● TASK BRIEF
Exactly as written, quote every line that follows, skipping the images.

● INPUT
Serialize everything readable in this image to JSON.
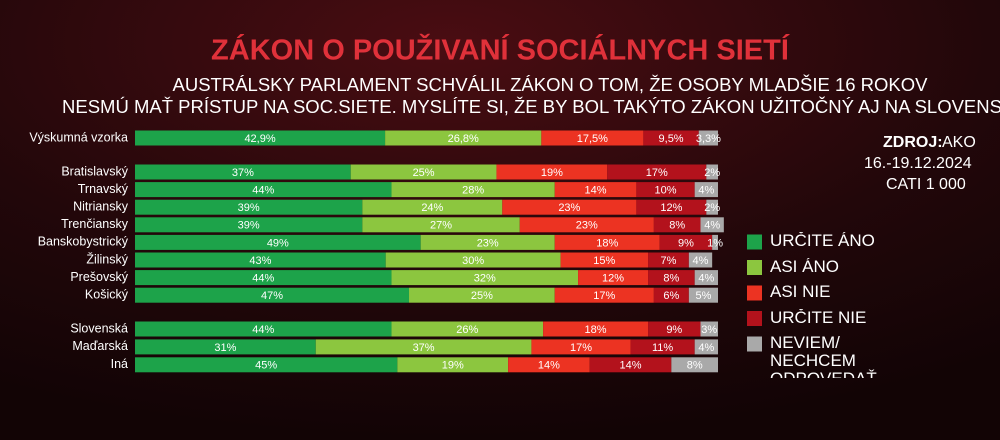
{
  "chart_data": {
    "type": "stacked-bar-horizontal",
    "title": "ZÁKON O POUŽIVANÍ SOCIÁLNYCH SIETÍ",
    "subtitle": [
      "AUSTRÁLSKY PARLAMENT SCHVÁLIL ZÁKON O TOM, ŽE OSOBY MLADŠIE 16 ROKOV",
      "NESMÚ MAŤ PRÍSTUP NA SOC.SIETE. MYSLÍTE SI, ŽE BY BOL TAKÝTO ZÁKON UŽITOČNÝ AJ NA SLOVENSKU?"
    ],
    "source": {
      "label": "ZDROJ:",
      "lines": [
        "AKO",
        "16.-19.12.2024",
        "CATI 1 000"
      ]
    },
    "categories": [
      "Výskumná vzorka",
      "Bratislavský",
      "Trnavský",
      "Nitriansky",
      "Trenčiansky",
      "Banskobystrický",
      "Žilinský",
      "Prešovský",
      "Košický",
      "Slovenská",
      "Maďarská",
      "Iná"
    ],
    "xlim": [
      0,
      100
    ],
    "legend": "right",
    "series": [
      {
        "name": "URČITE ÁNO",
        "color": "#1da34a",
        "values": [
          42.9,
          37,
          44,
          39,
          39,
          49,
          43,
          44,
          47,
          44,
          31,
          45
        ],
        "value_labels": [
          "42,9%",
          "37%",
          "44%",
          "39%",
          "39%",
          "49%",
          "43%",
          "44%",
          "47%",
          "44%",
          "31%",
          "45%"
        ]
      },
      {
        "name": "ASI ÁNO",
        "color": "#8cc63f",
        "values": [
          26.8,
          25,
          28,
          24,
          27,
          23,
          30,
          32,
          25,
          26,
          37,
          19
        ],
        "value_labels": [
          "26,8%",
          "25%",
          "28%",
          "24%",
          "27%",
          "23%",
          "30%",
          "32%",
          "25%",
          "26%",
          "37%",
          "19%"
        ]
      },
      {
        "name": "ASI NIE",
        "color": "#ec3322",
        "values": [
          17.5,
          19,
          14,
          23,
          23,
          18,
          15,
          12,
          17,
          18,
          17,
          14
        ],
        "value_labels": [
          "17,5%",
          "19%",
          "14%",
          "23%",
          "23%",
          "18%",
          "15%",
          "12%",
          "17%",
          "18%",
          "17%",
          "14%"
        ]
      },
      {
        "name": "URČITE NIE",
        "color": "#b3121c",
        "values": [
          9.5,
          17,
          10,
          12,
          8,
          9,
          7,
          8,
          6,
          9,
          11,
          14
        ],
        "value_labels": [
          "9,5%",
          "17%",
          "10%",
          "12%",
          "8%",
          "9%",
          "7%",
          "8%",
          "6%",
          "9%",
          "11%",
          "14%"
        ]
      },
      {
        "name": "NEVIEM/ NECHCEM ODPOVEDAŤ",
        "color": "#a9a9a9",
        "values": [
          3.3,
          2,
          4,
          2,
          4,
          1,
          4,
          4,
          5,
          3,
          4,
          8
        ],
        "value_labels": [
          "3,3%",
          "2%",
          "4%",
          "2%",
          "4%",
          "1%",
          "4%",
          "4%",
          "5%",
          "3%",
          "4%",
          "8%"
        ]
      }
    ]
  }
}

● RESULT OF THE EXERCISE
Serialize everything readable in this image to JSON.
{
  "chart_data": {
    "type": "stacked-bar-horizontal",
    "title": "ZÁKON O POUŽIVANÍ SOCIÁLNYCH SIETÍ",
    "subtitle": [
      "AUSTRÁLSKY PARLAMENT SCHVÁLIL ZÁKON O TOM, ŽE OSOBY MLADŠIE 16 ROKOV",
      "NESMÚ MAŤ PRÍSTUP NA SOC.SIETE. MYSLÍTE SI, ŽE BY BOL TAKÝTO ZÁKON UŽITOČNÝ AJ NA SLOVENSKU?"
    ],
    "source": {
      "label": "ZDROJ:",
      "lines": [
        "AKO",
        "16.-19.12.2024",
        "CATI 1 000"
      ]
    },
    "categories": [
      "Výskumná vzorka",
      "Bratislavský",
      "Trnavský",
      "Nitriansky",
      "Trenčiansky",
      "Banskobystrický",
      "Žilinský",
      "Prešovský",
      "Košický",
      "Slovenská",
      "Maďarská",
      "Iná"
    ],
    "xlim": [
      0,
      100
    ],
    "legend": "right",
    "series": [
      {
        "name": "URČITE ÁNO",
        "color": "#1da34a",
        "values": [
          42.9,
          37,
          44,
          39,
          39,
          49,
          43,
          44,
          47,
          44,
          31,
          45
        ],
        "value_labels": [
          "42,9%",
          "37%",
          "44%",
          "39%",
          "39%",
          "49%",
          "43%",
          "44%",
          "47%",
          "44%",
          "31%",
          "45%"
        ]
      },
      {
        "name": "ASI ÁNO",
        "color": "#8cc63f",
        "values": [
          26.8,
          25,
          28,
          24,
          27,
          23,
          30,
          32,
          25,
          26,
          37,
          19
        ],
        "value_labels": [
          "26,8%",
          "25%",
          "28%",
          "24%",
          "27%",
          "23%",
          "30%",
          "32%",
          "25%",
          "26%",
          "37%",
          "19%"
        ]
      },
      {
        "name": "ASI NIE",
        "color": "#ec3322",
        "values": [
          17.5,
          19,
          14,
          23,
          23,
          18,
          15,
          12,
          17,
          18,
          17,
          14
        ],
        "value_labels": [
          "17,5%",
          "19%",
          "14%",
          "23%",
          "23%",
          "18%",
          "15%",
          "12%",
          "17%",
          "18%",
          "17%",
          "14%"
        ]
      },
      {
        "name": "URČITE NIE",
        "color": "#b3121c",
        "values": [
          9.5,
          17,
          10,
          12,
          8,
          9,
          7,
          8,
          6,
          9,
          11,
          14
        ],
        "value_labels": [
          "9,5%",
          "17%",
          "10%",
          "12%",
          "8%",
          "9%",
          "7%",
          "8%",
          "6%",
          "9%",
          "11%",
          "14%"
        ]
      },
      {
        "name": "NEVIEM/ NECHCEM ODPOVEDAŤ",
        "color": "#a9a9a9",
        "values": [
          3.3,
          2,
          4,
          2,
          4,
          1,
          4,
          4,
          5,
          3,
          4,
          8
        ],
        "value_labels": [
          "3,3%",
          "2%",
          "4%",
          "2%",
          "4%",
          "1%",
          "4%",
          "4%",
          "5%",
          "3%",
          "4%",
          "8%"
        ]
      }
    ]
  }
}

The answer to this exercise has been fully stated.